◆ Exercise description
Write out every entry precisely as given, leaving the pictures out.

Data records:
────────────────
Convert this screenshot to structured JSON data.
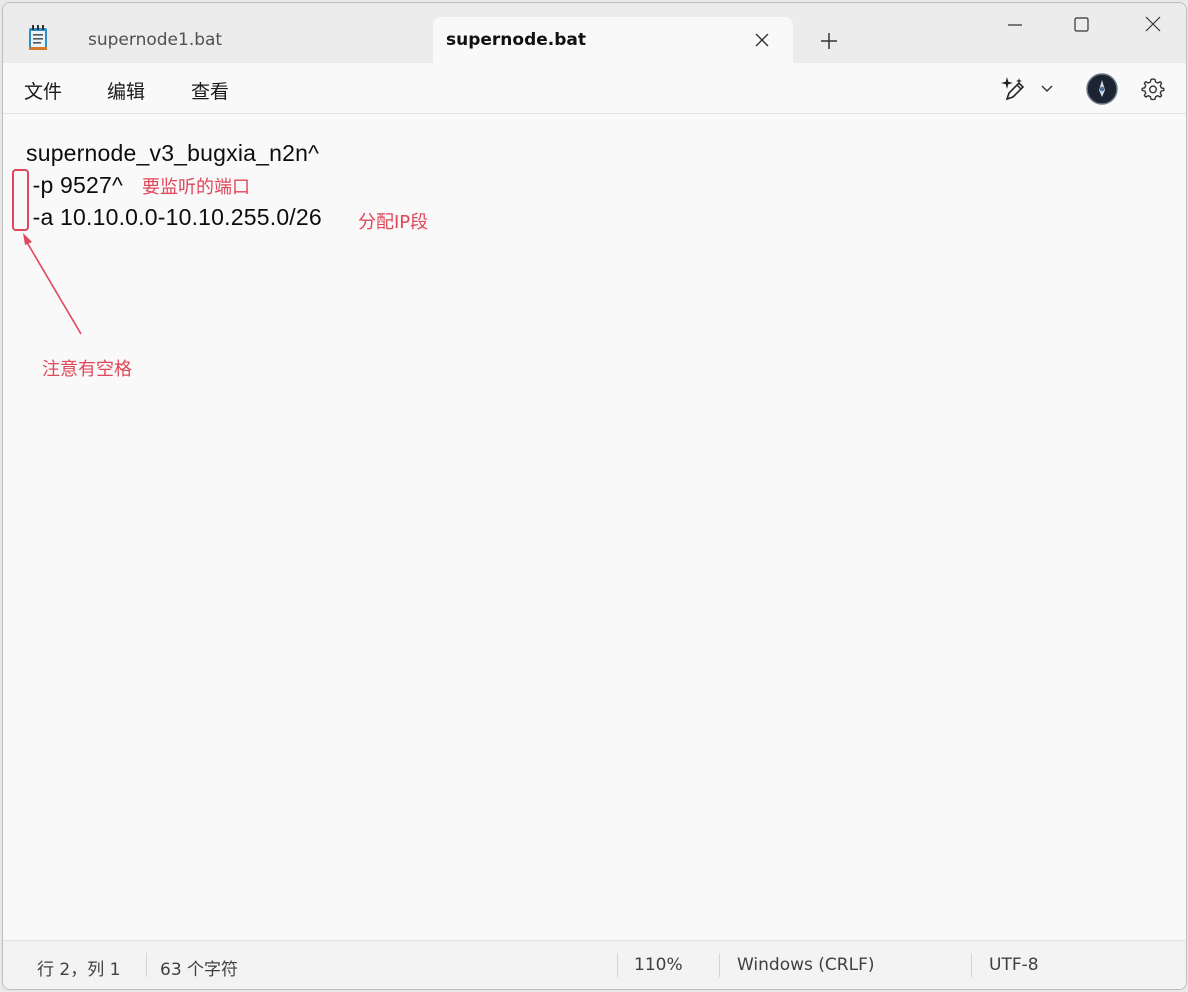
{
  "tabs": [
    {
      "label": "supernode1.bat",
      "active": false
    },
    {
      "label": "supernode.bat",
      "active": true
    }
  ],
  "menu": {
    "file": "文件",
    "edit": "编辑",
    "view": "查看"
  },
  "editor": {
    "lines": [
      "supernode_v3_bugxia_n2n^",
      " -p 9527^",
      " -a 10.10.0.0-10.10.255.0/26"
    ]
  },
  "annotations": {
    "port": "要监听的端口",
    "ip_range": "分配IP段",
    "note": "注意有空格",
    "color": "#e0475a"
  },
  "status": {
    "position": "行 2，列 1",
    "char_count": "63 个字符",
    "zoom": "110%",
    "line_ending": "Windows (CRLF)",
    "encoding": "UTF-8"
  },
  "icons": {
    "app": "notepad-icon",
    "close_tab": "close-icon",
    "new_tab": "plus-icon",
    "minimize": "minimize-icon",
    "maximize": "maximize-icon",
    "close_window": "close-icon",
    "copilot": "sparkle-pen-icon",
    "dropdown": "chevron-down-icon",
    "account": "avatar",
    "settings": "gear-icon"
  }
}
────────────────
◆ Output of the task
Convert this screenshot to structured JSON data.
{
  "tabs": [
    {
      "label": "supernode1.bat",
      "active": false
    },
    {
      "label": "supernode.bat",
      "active": true
    }
  ],
  "menu": {
    "file": "文件",
    "edit": "编辑",
    "view": "查看"
  },
  "editor": {
    "lines": [
      "supernode_v3_bugxia_n2n^",
      " -p 9527^",
      " -a 10.10.0.0-10.10.255.0/26"
    ]
  },
  "annotations": {
    "port": "要监听的端口",
    "ip_range": "分配IP段",
    "note": "注意有空格",
    "color": "#e0475a"
  },
  "status": {
    "position": "行 2，列 1",
    "char_count": "63 个字符",
    "zoom": "110%",
    "line_ending": "Windows (CRLF)",
    "encoding": "UTF-8"
  },
  "icons": {
    "app": "notepad-icon",
    "close_tab": "close-icon",
    "new_tab": "plus-icon",
    "minimize": "minimize-icon",
    "maximize": "maximize-icon",
    "close_window": "close-icon",
    "copilot": "sparkle-pen-icon",
    "dropdown": "chevron-down-icon",
    "account": "avatar",
    "settings": "gear-icon"
  }
}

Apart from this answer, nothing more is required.